-- Set exercise --
Extract each line of the data and write it out again exactly.

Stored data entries
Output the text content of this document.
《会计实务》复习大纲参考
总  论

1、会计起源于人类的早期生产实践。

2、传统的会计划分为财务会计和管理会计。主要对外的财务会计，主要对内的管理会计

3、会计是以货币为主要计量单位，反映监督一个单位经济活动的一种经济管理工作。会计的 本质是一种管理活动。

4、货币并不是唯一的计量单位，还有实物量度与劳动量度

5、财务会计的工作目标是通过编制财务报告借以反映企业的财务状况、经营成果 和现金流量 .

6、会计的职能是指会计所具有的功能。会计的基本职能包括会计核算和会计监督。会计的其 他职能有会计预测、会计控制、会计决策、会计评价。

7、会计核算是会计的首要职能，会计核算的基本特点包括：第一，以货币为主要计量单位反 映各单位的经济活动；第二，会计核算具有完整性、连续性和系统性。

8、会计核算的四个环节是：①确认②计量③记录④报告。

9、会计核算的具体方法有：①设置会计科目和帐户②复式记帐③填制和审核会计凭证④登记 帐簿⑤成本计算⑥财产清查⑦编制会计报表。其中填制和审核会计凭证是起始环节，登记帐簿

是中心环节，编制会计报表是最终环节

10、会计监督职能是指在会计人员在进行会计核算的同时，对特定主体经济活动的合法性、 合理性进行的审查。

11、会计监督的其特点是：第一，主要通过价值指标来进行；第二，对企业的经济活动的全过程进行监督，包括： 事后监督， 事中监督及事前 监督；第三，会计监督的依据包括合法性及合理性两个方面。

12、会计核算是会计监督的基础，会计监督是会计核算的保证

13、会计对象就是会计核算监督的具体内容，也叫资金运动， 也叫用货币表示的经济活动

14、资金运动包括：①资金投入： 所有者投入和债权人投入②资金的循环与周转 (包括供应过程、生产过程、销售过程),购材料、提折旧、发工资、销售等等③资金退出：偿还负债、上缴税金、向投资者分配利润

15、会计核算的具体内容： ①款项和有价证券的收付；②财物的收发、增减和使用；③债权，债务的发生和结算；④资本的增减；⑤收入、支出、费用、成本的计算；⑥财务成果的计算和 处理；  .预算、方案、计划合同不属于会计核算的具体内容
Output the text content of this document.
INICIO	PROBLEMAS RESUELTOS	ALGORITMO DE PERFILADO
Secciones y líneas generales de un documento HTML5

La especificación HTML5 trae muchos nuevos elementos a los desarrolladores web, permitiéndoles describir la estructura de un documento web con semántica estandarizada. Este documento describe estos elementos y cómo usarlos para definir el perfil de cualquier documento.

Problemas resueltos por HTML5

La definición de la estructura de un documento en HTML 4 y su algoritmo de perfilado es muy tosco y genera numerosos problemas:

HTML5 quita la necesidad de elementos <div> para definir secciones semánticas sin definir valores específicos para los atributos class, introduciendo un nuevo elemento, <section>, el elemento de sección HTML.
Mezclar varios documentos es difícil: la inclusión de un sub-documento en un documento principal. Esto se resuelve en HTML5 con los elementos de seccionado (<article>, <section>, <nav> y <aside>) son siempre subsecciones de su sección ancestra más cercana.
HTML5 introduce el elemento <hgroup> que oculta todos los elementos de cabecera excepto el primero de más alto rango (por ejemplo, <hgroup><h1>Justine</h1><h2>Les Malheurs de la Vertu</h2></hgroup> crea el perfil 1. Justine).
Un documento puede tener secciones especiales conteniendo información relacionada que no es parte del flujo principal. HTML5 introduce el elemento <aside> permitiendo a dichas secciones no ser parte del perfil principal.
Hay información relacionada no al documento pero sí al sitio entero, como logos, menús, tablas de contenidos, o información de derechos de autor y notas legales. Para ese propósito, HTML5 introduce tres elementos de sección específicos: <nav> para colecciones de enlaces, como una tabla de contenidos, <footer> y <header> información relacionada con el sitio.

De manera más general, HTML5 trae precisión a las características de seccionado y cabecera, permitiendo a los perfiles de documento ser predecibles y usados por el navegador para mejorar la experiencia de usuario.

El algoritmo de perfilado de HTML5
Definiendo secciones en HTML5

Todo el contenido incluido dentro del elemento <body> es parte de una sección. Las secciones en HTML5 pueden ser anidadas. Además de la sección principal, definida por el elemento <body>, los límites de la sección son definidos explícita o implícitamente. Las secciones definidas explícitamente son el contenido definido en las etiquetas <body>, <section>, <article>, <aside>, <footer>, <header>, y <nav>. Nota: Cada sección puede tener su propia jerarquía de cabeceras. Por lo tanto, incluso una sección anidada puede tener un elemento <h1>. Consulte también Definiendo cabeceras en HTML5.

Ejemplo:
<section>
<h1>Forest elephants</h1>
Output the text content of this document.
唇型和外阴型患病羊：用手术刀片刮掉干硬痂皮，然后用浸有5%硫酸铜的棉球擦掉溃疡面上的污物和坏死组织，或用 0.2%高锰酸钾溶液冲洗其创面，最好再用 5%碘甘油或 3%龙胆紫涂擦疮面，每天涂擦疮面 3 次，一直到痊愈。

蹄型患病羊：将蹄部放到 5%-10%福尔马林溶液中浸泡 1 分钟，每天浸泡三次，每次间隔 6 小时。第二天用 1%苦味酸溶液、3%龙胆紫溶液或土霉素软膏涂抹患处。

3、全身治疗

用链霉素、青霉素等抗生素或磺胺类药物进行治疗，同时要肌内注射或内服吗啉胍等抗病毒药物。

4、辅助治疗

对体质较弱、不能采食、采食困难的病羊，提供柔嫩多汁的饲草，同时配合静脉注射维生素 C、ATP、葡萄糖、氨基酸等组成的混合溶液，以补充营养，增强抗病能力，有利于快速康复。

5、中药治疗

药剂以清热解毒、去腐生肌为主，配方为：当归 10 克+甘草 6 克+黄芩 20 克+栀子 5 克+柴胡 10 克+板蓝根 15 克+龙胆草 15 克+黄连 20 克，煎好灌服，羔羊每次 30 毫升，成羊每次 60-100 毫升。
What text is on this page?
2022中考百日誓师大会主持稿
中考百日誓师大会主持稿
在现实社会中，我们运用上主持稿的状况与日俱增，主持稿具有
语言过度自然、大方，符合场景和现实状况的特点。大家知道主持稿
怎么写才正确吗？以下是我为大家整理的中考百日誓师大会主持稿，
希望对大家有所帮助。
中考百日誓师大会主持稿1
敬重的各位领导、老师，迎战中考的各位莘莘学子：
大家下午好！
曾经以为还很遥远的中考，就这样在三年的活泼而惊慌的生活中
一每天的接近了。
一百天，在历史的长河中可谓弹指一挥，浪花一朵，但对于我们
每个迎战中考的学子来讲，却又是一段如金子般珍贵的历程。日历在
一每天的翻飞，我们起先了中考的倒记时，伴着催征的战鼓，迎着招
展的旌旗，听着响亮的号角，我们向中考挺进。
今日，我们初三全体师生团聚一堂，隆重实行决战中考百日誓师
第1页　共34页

-- Complete answer --
Output the text content of this document.
《会计实务》复习大纲参考
总  论

1、会计起源于人类的早期生产实践。

2、传统的会计划分为财务会计和管理会计。主要对外的财务会计，主要对内的管理会计

3、会计是以货币为主要计量单位，反映监督一个单位经济活动的一种经济管理工作。会计的 本质是一种管理活动。

4、货币并不是唯一的计量单位，还有实物量度与劳动量度

5、财务会计的工作目标是通过编制财务报告借以反映企业的财务状况、经营成果 和现金流量 .

6、会计的职能是指会计所具有的功能。会计的基本职能包括会计核算和会计监督。会计的其 他职能有会计预测、会计控制、会计决策、会计评价。

7、会计核算是会计的首要职能，会计核算的基本特点包括：第一，以货币为主要计量单位反 映各单位的经济活动；第二，会计核算具有完整性、连续性和系统性。

8、会计核算的四个环节是：①确认②计量③记录④报告。

9、会计核算的具体方法有：①设置会计科目和帐户②复式记帐③填制和审核会计凭证④登记 帐簿⑤成本计算⑥财产清查⑦编制会计报表。其中填制和审核会计凭证是起始环节，登记帐簿

是中心环节，编制会计报表是最终环节

10、会计监督职能是指在会计人员在进行会计核算的同时，对特定主体经济活动的合法性、 合理性进行的审查。

11、会计监督的其特点是：第一，主要通过价值指标来进行；第二，对企业的经济活动的全过程进行监督，包括： 事后监督， 事中监督及事前 监督；第三，会计监督的依据包括合法性及合理性两个方面。

12、会计核算是会计监督的基础，会计监督是会计核算的保证

13、会计对象就是会计核算监督的具体内容，也叫资金运动， 也叫用货币表示的经济活动

14、资金运动包括：①资金投入： 所有者投入和债权人投入②资金的循环与周转 (包括供应过程、生产过程、销售过程),购材料、提折旧、发工资、销售等等③资金退出：偿还负债、上缴税金、向投资者分配利润

15、会计核算的具体内容： ①款项和有价证券的收付；②财物的收发、增减和使用；③债权，债务的发生和结算；④资本的增减；⑤收入、支出、费用、成本的计算；⑥财务成果的计算和 处理；  .预算、方案、计划合同不属于会计核算的具体内容
Output the text content of this document.
INICIO	PROBLEMAS RESUELTOS	ALGORITMO DE PERFILADO
Secciones y líneas generales de un documento HTML5

La especificación HTML5 trae muchos nuevos elementos a los desarrolladores web, permitiéndoles describir la estructura de un documento web con semántica estandarizada. Este documento describe estos elementos y cómo usarlos para definir el perfil de cualquier documento.

Problemas resueltos por HTML5

La definición de la estructura de un documento en HTML 4 y su algoritmo de perfilado es muy tosco y genera numerosos problemas:

HTML5 quita la necesidad de elementos <div> para definir secciones semánticas sin definir valores específicos para los atributos class, introduciendo un nuevo elemento, <section>, el elemento de sección HTML.
Mezclar varios documentos es difícil: la inclusión de un sub-documento en un documento principal. Esto se resuelve en HTML5 con los elementos de seccionado (<article>, <section>, <nav> y <aside>) son siempre subsecciones de su sección ancestra más cercana.
HTML5 introduce el elemento <hgroup> que oculta todos los elementos de cabecera excepto el primero de más alto rango (por ejemplo, <hgroup><h1>Justine</h1><h2>Les Malheurs de la Vertu</h2></hgroup> crea el perfil 1. Justine).
Un documento puede tener secciones especiales conteniendo información relacionada que no es parte del flujo principal. HTML5 introduce el elemento <aside> permitiendo a dichas secciones no ser parte del perfil principal.
Hay información relacionada no al documento pero sí al sitio entero, como logos, menús, tablas de contenidos, o información de derechos de autor y notas legales. Para ese propósito, HTML5 introduce tres elementos de sección específicos: <nav> para colecciones de enlaces, como una tabla de contenidos, <footer> y <header> información relacionada con el sitio.

De manera más general, HTML5 trae precisión a las características de seccionado y cabecera, permitiendo a los perfiles de documento ser predecibles y usados por el navegador para mejorar la experiencia de usuario.

El algoritmo de perfilado de HTML5
Definiendo secciones en HTML5

Todo el contenido incluido dentro del elemento <body> es parte de una sección. Las secciones en HTML5 pueden ser anidadas. Además de la sección principal, definida por el elemento <body>, los límites de la sección son definidos explícita o implícitamente. Las secciones definidas explícitamente son el contenido definido en las etiquetas <body>, <section>, <article>, <aside>, <footer>, <header>, y <nav>. Nota: Cada sección puede tener su propia jerarquía de cabeceras. Por lo tanto, incluso una sección anidada puede tener un elemento <h1>. Consulte también Definiendo cabeceras en HTML5.

Ejemplo:
<section>
<h1>Forest elephants</h1>
Output the text content of this document.
唇型和外阴型患病羊：用手术刀片刮掉干硬痂皮，然后用浸有5%硫酸铜的棉球擦掉溃疡面上的污物和坏死组织，或用 0.2%高锰酸钾溶液冲洗其创面，最好再用 5%碘甘油或 3%龙胆紫涂擦疮面，每天涂擦疮面 3 次，一直到痊愈。

蹄型患病羊：将蹄部放到 5%-10%福尔马林溶液中浸泡 1 分钟，每天浸泡三次，每次间隔 6 小时。第二天用 1%苦味酸溶液、3%龙胆紫溶液或土霉素软膏涂抹患处。

3、全身治疗

用链霉素、青霉素等抗生素或磺胺类药物进行治疗，同时要肌内注射或内服吗啉胍等抗病毒药物。

4、辅助治疗

对体质较弱、不能采食、采食困难的病羊，提供柔嫩多汁的饲草，同时配合静脉注射维生素 C、ATP、葡萄糖、氨基酸等组成的混合溶液，以补充营养，增强抗病能力，有利于快速康复。

5、中药治疗

药剂以清热解毒、去腐生肌为主，配方为：当归 10 克+甘草 6 克+黄芩 20 克+栀子 5 克+柴胡 10 克+板蓝根 15 克+龙胆草 15 克+黄连 20 克，煎好灌服，羔羊每次 30 毫升，成羊每次 60-100 毫升。
What text is on this page?
2022中考百日誓师大会主持稿
中考百日誓师大会主持稿
在现实社会中，我们运用上主持稿的状况与日俱增，主持稿具有
语言过度自然、大方，符合场景和现实状况的特点。大家知道主持稿
怎么写才正确吗？以下是我为大家整理的中考百日誓师大会主持稿，
希望对大家有所帮助。
中考百日誓师大会主持稿1
敬重的各位领导、老师，迎战中考的各位莘莘学子：
大家下午好！
曾经以为还很遥远的中考，就这样在三年的活泼而惊慌的生活中
一每天的接近了。
一百天，在历史的长河中可谓弹指一挥，浪花一朵，但对于我们
每个迎战中考的学子来讲，却又是一段如金子般珍贵的历程。日历在
一每天的翻飞，我们起先了中考的倒记时，伴着催征的战鼓，迎着招
展的旌旗，听着响亮的号角，我们向中考挺进。
今日，我们初三全体师生团聚一堂，隆重实行决战中考百日誓师
第1页　共34页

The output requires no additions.